◆ SOURCE EXCERPT:
▼▼▼

# To breed south americans water parameters



## judyok (Aug 12, 2014)

Hi,

Can't find this in my searches so I thought would ask this question here. I have a standard 6' 125gal that I would like to convert to a South American tank. I already have 4 severums in a 75 gallon and I want to give them more room. My water out of the tap has a ph of 7.4, the kh is 4 and the gh is 8. Is this water to hard to breed tank raised south americans. Thanks in advance for your help.


----------



## judyok (Aug 12, 2014)

Anyone have any thoughts on this.


----------



## Iggy Newcastle (May 15, 2012)

In the Chicagoland area there are hobbyists breeding Rams and Angels. The water here is quite hard. Fish like Discus may prove difficult, as eggs may not develop properly. Is that pH stable with a kH of 4?


----------



## judyok (Aug 12, 2014)

It seems to be, but I haven't tested the water on tanks that I've had for a few years. I'll check that today and see if the ph is lower in those established tanks.


----------



## Iggy Newcastle (May 15, 2012)

Cool. I want to say that anything 4 and above is stable, but I'm not 100% on that. You could always fill up a cup and test pH immediately. Let the cup sit out and test again 24 hours later.


----------



## judyok (Aug 12, 2014)

The ph does indeed drop a bit. I'm using a Nutrafin liquid test and the ph reads around 6.8 to 7.00 from an established tank. Hard to tell exactly with their color chart.


----------



## Iggy Newcastle (May 15, 2012)

That's minimal. Try the tap test above. That will eliminate any doubt.


----------



## judyok (Aug 12, 2014)

I'll check the tap after 24 hours. I think I've done this before and the ph stayed stable, but I'll do it one more time to be sure.


----------



## jack j (Apr 18, 2017)

Hi guys, i'm trying to find a natural way of making my water soft ,i have a 3 stage Ro unit but it cost a lot of money to run .Plz help thanks


----------



## Iggy Newcastle (May 15, 2012)

What is your gH, kH and pH?


----------



## jamntoast3 (May 15, 2015)

I've bred a number of different sa cichlids in water that is 7.4 ph, don't know KH, but it should be fine normally. If they are wild I would expect it might be more difficult, but tank raised should be cool.

▲▲▲

◆ RECORDED DATA:
▼▼▼

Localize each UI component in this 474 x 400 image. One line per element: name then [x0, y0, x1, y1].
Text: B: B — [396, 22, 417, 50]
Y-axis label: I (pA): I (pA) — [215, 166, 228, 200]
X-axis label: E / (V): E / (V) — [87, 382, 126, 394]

▲▲▲

◆ LIST OF TASKS:
A: Answer these questions from the thread on breeding South American cichlids:
(i) What size is the tank that judyok plans to convert?
(ii) What pH range does judyok read from an established tank?
(iii) What does jack j own that costs a lot of money to run?
B: Update the thread on breeding South American cichlids by writing out the passage starting with "Can't find this" and going on through "for your help.", with "severums" changed to "angelfish".
C: Write what comes next in the thread on breeding South American cichlids, picking up after its final post.
The data has nothing to do with the thread on breeding South American cichlids.

◆ TASK-BY-TASK ANSWERS:
A:
(i) A standard 6' 125-gallon tank.
(ii) Around 6.8 to 7.00.
(iii) A 3-stage RO unit.

B:
Can't find this in my searches so I thought would ask this question here. I have a standard 6' 125gal that I would like to convert to a South American tank. I already have 4 angelfish in a 75 gallon and I want to give them more room. My water out of the tap has a ph of 7.4, the kh is 4 and the gh is 8. Is this water to hard to breed tank raised south americans. Thanks in advance for your help.

C:
----------



## judyok (Aug 12, 2014)

Thanks for your replies everyone. I contacted a seller that specializes in south american and central american cichlids and he gave me a list of south americans that would do well with my water parameters.


----------



## AguaManic (Feb 8, 2017)

jack j said:


> Hi guys, i'm trying to find a natural way of making my water soft ,i have a 3 stage Ro unit but it cost a lot of money to run .Plz help thanks


Get those 500 gallon storage containers and fill them with tons of almond leaves/banana leaves/whatever will release tannins and create acidic blackwater for breeding fish that require soft, acidic water. Use that water for water changes.


----------



## jack j (Apr 18, 2017)

ok thanks guys


----------



## Iggy Newcastle (May 15, 2012)

jack j said:


> ok thanks guys


You need to know what your gH, kH and pH is before you try messing with the water.


----------



## judyok (Aug 12, 2014)

That's kinda where I'm at with tinkering with my water parameters. It's much harder to get the water where it's more acidic and softer then to get the values up to a higher ph and harder. I've researched and asked around and there a quite a few tank raised south americans and even some wild caught fish that I can raise as my water is right now. Keeping south americans with water right out of my tap will be much more enjoyable and easier. I've just got to pick the right fish.


----------



## jack j (Apr 18, 2017)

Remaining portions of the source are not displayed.